--- START RECORD SET ---

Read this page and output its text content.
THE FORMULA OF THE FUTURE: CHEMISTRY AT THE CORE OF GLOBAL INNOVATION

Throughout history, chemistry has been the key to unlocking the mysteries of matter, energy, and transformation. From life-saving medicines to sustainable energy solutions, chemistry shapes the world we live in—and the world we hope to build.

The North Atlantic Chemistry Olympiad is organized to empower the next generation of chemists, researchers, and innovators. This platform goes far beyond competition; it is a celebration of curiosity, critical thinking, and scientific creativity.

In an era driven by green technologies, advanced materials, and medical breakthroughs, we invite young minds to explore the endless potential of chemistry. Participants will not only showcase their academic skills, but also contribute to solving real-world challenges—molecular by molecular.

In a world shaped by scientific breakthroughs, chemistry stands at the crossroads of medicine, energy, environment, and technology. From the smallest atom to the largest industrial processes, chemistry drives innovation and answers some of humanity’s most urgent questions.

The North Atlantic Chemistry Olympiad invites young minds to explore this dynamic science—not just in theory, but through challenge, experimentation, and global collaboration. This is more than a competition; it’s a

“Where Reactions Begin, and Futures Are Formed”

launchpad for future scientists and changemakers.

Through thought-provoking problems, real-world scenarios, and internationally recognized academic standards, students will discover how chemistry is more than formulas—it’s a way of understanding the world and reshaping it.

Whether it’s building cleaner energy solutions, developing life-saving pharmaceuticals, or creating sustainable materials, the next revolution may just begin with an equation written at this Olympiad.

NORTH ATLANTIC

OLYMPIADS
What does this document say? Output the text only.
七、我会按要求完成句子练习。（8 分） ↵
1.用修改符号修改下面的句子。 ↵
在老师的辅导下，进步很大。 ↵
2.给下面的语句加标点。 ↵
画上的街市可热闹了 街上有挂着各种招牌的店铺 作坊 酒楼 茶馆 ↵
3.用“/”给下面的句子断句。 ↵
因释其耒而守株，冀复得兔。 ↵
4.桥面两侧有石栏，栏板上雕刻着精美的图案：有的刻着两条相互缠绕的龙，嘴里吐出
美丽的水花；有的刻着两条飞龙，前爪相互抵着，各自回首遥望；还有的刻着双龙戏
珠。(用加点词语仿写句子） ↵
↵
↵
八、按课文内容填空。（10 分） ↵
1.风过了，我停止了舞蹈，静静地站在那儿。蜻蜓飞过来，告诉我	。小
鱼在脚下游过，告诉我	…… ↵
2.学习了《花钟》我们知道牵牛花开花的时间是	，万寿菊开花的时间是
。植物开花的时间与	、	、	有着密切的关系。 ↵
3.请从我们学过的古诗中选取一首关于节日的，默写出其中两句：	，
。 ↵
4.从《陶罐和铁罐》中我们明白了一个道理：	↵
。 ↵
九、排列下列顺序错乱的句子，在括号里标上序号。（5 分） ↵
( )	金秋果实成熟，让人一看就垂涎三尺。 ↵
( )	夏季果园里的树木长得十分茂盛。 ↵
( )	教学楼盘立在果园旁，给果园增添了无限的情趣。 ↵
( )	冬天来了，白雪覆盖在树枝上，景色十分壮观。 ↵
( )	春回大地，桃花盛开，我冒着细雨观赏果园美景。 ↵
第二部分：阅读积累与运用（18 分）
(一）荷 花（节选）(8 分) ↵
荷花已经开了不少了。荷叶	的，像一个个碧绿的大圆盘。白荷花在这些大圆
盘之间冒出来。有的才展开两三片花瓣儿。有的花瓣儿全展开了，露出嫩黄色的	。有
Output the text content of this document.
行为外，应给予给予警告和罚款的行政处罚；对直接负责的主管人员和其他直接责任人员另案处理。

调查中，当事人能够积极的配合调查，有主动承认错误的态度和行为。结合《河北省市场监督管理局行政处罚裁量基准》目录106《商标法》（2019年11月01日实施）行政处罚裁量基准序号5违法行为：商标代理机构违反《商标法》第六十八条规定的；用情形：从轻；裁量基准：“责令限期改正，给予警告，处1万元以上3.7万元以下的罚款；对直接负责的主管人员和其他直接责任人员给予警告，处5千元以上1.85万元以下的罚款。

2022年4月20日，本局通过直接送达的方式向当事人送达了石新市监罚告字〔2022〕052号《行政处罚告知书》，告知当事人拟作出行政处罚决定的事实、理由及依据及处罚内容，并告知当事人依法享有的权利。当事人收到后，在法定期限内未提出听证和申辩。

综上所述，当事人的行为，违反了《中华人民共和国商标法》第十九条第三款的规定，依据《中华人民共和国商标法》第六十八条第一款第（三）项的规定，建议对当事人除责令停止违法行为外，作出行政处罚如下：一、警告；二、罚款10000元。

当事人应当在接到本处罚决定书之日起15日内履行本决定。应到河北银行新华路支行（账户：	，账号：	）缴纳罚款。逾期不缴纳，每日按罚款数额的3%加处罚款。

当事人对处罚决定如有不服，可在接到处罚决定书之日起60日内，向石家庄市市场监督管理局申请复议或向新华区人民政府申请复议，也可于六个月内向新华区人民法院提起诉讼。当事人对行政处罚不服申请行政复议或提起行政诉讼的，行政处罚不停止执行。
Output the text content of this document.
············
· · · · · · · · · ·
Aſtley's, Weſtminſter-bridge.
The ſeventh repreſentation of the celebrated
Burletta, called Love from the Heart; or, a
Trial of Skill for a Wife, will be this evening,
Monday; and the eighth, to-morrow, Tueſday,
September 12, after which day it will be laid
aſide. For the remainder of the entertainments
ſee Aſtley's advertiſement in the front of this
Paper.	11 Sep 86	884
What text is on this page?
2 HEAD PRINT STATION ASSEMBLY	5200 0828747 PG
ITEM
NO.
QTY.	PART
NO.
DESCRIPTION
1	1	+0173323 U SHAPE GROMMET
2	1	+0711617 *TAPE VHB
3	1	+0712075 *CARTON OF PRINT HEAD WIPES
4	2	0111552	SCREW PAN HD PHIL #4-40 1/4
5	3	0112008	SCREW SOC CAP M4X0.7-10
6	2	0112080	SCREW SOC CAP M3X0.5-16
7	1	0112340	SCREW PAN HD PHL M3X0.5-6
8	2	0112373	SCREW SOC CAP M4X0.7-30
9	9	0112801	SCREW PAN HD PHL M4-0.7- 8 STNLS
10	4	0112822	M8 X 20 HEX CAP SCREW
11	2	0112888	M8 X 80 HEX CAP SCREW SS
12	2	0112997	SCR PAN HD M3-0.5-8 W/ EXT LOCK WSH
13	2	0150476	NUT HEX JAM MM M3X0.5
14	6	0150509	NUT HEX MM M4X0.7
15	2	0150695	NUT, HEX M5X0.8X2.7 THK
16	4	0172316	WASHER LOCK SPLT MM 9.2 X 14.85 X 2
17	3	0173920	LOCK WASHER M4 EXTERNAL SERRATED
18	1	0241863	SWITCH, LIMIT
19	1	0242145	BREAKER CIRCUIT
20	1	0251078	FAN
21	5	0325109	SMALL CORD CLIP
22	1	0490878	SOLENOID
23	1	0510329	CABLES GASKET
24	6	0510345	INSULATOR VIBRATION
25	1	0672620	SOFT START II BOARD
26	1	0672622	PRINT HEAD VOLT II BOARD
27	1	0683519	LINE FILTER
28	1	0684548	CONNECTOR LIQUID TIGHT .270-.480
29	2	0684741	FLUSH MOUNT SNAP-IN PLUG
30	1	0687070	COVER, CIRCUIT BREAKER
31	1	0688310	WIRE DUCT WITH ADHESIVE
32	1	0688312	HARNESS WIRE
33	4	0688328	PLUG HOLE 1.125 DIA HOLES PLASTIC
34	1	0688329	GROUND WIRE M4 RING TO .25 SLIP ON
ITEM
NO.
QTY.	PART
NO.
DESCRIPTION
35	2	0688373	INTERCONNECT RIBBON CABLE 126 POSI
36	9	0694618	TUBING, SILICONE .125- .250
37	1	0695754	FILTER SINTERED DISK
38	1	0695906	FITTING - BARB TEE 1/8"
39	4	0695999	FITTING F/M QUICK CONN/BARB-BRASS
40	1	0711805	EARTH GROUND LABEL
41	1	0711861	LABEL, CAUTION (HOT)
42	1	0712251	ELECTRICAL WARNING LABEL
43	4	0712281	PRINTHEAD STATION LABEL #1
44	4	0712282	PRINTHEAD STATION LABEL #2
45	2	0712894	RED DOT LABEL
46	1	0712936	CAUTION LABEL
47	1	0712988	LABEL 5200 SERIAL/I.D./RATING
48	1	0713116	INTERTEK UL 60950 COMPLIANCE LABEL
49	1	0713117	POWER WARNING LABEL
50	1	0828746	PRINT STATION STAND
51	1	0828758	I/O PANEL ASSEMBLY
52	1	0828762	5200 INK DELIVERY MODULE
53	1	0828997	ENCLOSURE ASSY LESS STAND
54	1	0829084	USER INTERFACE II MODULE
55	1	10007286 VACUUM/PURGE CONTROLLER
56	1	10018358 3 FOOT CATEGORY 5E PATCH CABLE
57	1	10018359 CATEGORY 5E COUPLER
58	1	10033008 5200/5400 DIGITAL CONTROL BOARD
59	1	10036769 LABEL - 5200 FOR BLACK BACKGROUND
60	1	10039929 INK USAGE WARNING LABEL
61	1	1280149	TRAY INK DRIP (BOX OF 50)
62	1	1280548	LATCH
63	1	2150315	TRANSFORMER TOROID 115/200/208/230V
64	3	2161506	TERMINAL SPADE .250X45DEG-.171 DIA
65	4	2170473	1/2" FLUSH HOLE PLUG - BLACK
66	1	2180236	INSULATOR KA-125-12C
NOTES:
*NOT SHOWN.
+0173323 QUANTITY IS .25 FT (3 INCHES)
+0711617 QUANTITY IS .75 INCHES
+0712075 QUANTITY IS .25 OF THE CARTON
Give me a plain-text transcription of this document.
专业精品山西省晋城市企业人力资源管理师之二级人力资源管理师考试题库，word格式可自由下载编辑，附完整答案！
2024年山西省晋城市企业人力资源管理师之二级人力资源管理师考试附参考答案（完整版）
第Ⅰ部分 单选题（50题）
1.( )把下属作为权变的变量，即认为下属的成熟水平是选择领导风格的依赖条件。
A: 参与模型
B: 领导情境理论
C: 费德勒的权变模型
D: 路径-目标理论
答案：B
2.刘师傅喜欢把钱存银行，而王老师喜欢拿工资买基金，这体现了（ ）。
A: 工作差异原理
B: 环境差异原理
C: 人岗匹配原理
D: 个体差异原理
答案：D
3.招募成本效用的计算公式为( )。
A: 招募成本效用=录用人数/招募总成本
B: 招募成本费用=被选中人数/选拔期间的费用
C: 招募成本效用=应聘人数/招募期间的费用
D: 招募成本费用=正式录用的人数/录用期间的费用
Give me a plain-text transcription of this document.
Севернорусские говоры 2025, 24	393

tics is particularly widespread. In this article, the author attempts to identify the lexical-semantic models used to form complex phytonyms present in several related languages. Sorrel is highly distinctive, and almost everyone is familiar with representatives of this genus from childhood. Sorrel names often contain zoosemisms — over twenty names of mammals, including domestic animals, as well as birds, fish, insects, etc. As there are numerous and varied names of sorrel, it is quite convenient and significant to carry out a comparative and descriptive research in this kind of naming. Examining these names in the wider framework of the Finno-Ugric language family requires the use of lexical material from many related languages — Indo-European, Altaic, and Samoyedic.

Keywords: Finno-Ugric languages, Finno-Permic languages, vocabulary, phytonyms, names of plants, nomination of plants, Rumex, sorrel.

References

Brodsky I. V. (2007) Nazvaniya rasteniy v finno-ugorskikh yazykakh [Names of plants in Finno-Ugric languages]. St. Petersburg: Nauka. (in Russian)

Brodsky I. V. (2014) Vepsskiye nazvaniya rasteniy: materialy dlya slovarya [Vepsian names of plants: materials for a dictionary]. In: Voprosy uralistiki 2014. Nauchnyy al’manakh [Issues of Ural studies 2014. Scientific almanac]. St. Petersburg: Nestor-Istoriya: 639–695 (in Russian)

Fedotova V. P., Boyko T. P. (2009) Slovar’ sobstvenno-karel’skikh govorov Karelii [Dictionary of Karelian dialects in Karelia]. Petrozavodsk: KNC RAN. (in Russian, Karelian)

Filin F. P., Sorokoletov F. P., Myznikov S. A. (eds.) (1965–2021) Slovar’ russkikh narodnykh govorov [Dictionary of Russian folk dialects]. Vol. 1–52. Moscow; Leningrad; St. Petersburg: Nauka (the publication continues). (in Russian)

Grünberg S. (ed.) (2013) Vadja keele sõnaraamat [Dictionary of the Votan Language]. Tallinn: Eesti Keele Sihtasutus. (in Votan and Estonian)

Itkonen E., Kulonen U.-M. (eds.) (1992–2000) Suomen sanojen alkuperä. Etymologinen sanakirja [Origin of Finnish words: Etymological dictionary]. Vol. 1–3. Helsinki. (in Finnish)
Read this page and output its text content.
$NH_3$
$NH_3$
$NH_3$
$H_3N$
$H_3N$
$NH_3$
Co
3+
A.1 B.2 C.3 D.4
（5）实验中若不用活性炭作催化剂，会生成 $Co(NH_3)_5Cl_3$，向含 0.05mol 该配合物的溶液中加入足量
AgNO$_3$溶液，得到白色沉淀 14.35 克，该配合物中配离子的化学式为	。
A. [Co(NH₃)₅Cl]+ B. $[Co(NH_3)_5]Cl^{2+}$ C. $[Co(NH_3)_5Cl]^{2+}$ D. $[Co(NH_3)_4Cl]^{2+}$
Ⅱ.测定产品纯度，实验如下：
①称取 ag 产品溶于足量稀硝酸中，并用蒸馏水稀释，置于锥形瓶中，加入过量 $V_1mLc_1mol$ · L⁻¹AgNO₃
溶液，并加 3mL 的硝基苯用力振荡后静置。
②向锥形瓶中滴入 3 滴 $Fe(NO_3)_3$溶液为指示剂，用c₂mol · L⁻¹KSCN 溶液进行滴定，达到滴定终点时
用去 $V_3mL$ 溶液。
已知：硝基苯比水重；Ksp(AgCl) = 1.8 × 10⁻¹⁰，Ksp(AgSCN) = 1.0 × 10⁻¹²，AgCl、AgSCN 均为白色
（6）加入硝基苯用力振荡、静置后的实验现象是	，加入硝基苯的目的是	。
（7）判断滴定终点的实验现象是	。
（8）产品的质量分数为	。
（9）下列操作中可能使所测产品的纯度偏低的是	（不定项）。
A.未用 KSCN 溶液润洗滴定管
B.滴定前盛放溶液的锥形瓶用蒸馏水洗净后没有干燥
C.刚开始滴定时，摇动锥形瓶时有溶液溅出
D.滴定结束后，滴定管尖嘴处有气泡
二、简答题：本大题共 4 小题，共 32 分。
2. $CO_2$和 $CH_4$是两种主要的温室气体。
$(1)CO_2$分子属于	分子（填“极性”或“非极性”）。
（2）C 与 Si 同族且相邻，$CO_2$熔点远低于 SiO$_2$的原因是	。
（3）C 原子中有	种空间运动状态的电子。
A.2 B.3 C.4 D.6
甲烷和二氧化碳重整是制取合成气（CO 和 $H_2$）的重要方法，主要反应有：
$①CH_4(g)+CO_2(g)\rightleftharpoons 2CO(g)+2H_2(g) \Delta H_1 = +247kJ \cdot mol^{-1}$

--- END RECORD SET ---

• _WORK INSTRUCTIONS_:
Examine the data above and state how many of its lines contain the word "Aſtley", with no further remarks.

• _COMPLETE ANSWER_:
2